Data shown:

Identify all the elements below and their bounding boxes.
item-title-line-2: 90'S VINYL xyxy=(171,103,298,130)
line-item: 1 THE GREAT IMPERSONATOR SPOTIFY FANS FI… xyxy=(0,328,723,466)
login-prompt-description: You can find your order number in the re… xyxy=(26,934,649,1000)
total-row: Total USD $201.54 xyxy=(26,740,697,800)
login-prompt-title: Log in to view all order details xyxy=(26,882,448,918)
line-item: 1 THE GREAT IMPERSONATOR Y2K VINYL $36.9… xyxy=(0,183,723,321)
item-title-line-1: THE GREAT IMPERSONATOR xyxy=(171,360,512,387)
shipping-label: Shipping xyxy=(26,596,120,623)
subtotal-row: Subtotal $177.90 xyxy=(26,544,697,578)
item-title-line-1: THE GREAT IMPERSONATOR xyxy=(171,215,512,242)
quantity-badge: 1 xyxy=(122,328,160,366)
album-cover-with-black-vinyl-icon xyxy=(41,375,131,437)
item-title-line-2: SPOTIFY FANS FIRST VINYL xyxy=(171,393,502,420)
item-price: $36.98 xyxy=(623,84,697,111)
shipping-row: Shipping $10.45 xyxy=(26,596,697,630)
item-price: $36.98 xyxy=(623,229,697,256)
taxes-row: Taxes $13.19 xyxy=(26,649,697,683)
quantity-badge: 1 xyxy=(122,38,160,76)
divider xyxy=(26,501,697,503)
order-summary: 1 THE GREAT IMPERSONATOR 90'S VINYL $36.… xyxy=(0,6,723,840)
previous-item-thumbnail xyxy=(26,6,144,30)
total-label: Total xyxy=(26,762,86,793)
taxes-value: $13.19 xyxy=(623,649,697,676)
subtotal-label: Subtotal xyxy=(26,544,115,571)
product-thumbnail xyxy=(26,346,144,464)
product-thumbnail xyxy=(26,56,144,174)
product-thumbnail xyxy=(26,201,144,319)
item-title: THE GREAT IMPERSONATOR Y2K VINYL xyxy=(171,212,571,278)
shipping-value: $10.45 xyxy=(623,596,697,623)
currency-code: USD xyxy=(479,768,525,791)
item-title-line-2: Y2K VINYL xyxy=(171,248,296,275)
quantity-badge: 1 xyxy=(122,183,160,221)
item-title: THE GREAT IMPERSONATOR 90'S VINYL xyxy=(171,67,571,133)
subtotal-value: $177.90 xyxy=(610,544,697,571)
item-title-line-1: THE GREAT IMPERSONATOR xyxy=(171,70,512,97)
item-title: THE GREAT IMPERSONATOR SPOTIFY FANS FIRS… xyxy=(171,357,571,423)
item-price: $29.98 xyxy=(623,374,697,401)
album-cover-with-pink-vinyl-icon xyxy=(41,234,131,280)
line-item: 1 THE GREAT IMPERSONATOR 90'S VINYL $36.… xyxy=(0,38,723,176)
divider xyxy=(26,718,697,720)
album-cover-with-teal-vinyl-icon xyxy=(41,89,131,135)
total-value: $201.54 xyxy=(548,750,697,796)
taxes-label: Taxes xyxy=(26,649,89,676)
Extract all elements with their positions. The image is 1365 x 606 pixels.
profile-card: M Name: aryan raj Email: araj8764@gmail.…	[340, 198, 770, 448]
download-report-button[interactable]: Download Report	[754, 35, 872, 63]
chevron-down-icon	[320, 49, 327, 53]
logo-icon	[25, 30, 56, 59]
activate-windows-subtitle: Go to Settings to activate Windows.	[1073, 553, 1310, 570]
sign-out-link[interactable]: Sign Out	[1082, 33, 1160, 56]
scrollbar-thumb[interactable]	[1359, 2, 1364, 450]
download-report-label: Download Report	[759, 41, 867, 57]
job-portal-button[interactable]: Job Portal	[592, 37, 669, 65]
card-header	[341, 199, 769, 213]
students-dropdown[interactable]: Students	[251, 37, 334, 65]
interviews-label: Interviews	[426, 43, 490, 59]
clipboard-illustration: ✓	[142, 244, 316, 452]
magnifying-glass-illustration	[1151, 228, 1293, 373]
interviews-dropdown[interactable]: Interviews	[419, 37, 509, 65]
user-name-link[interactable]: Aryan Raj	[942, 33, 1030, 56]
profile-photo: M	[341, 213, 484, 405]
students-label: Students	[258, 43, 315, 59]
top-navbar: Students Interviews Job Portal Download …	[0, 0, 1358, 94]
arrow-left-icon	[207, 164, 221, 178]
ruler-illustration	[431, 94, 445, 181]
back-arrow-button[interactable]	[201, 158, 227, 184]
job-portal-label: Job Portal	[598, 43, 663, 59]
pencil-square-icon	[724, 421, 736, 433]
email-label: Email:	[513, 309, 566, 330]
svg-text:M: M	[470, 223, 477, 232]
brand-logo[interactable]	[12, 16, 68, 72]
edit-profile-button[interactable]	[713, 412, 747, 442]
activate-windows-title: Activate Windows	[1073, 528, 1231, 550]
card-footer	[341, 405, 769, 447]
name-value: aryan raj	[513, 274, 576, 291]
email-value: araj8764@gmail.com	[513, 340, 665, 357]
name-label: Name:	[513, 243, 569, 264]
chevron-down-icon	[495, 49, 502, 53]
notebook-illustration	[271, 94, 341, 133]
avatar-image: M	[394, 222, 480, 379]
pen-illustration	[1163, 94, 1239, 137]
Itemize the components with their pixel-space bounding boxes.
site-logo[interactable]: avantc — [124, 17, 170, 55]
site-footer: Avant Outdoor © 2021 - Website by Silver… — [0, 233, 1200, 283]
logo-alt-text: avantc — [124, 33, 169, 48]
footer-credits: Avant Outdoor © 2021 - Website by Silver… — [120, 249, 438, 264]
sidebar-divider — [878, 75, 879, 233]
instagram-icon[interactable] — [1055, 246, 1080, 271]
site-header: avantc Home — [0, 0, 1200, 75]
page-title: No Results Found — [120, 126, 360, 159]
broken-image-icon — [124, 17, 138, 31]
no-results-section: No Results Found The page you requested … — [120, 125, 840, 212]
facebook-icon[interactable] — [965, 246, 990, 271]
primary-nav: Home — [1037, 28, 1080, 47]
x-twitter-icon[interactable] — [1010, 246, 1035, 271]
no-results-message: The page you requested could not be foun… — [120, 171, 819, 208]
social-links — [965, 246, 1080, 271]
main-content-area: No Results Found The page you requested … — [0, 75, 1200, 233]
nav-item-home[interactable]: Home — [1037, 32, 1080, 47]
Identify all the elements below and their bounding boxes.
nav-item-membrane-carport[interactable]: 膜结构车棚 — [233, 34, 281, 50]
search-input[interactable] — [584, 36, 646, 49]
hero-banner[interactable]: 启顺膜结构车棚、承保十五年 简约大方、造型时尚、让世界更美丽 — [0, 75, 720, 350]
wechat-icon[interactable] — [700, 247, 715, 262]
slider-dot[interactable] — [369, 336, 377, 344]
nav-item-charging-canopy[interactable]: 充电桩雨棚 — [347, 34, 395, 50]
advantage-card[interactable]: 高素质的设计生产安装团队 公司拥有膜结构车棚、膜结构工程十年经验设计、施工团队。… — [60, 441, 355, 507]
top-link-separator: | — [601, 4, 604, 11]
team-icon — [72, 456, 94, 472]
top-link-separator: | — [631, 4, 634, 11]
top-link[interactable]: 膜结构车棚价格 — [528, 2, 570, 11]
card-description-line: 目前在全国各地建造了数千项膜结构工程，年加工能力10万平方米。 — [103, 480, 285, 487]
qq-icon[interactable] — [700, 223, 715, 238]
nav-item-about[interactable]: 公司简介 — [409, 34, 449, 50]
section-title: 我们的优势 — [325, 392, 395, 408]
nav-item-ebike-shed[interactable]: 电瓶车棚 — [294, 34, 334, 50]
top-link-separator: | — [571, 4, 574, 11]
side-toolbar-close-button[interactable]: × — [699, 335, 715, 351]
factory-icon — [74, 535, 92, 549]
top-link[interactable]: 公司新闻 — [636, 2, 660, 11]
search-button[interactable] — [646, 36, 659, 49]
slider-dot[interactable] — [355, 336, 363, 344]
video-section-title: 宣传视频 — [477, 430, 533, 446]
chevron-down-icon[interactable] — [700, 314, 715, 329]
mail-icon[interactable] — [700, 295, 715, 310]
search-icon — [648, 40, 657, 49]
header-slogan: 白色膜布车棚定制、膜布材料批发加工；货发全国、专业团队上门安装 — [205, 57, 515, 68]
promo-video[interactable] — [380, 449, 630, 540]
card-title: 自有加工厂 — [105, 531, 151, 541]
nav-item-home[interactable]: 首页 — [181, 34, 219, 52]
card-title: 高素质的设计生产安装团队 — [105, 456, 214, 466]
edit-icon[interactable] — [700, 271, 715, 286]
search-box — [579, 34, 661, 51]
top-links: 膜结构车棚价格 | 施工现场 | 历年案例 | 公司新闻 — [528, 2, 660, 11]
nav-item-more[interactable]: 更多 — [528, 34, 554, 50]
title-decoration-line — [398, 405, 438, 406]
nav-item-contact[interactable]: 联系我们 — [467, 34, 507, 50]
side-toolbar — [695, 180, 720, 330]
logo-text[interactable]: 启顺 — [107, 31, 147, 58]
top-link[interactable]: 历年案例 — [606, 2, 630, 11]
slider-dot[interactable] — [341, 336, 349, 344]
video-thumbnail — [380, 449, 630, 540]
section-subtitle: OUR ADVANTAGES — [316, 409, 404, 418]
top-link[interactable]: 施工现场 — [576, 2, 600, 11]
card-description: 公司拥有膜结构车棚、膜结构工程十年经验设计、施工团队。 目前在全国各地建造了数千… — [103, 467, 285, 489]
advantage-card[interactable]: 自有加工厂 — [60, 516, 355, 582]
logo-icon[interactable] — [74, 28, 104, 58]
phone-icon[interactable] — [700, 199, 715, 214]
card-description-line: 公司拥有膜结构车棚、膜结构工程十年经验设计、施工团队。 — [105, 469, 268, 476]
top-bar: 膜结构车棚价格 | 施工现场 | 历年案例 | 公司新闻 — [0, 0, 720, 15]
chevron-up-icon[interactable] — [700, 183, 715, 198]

Exercise instructions: Turn the lines from the start through the line containing "total-row: Total USD", both included, into a numbered list, leaving out any blank lines.

Response:
1. Identify all the elements below and their bounding boxes.
2. item-title-line-2: 90'S VINYL xyxy=(171,103,298,130)
3. line-item: 1 THE GREAT IMPERSONATOR SPOTIFY FANS FI… xyxy=(0,328,723,466)
4. login-prompt-description: You can find your order number in the re… xyxy=(26,934,649,1000)
5. total-row: Total USD $201.54 xyxy=(26,740,697,800)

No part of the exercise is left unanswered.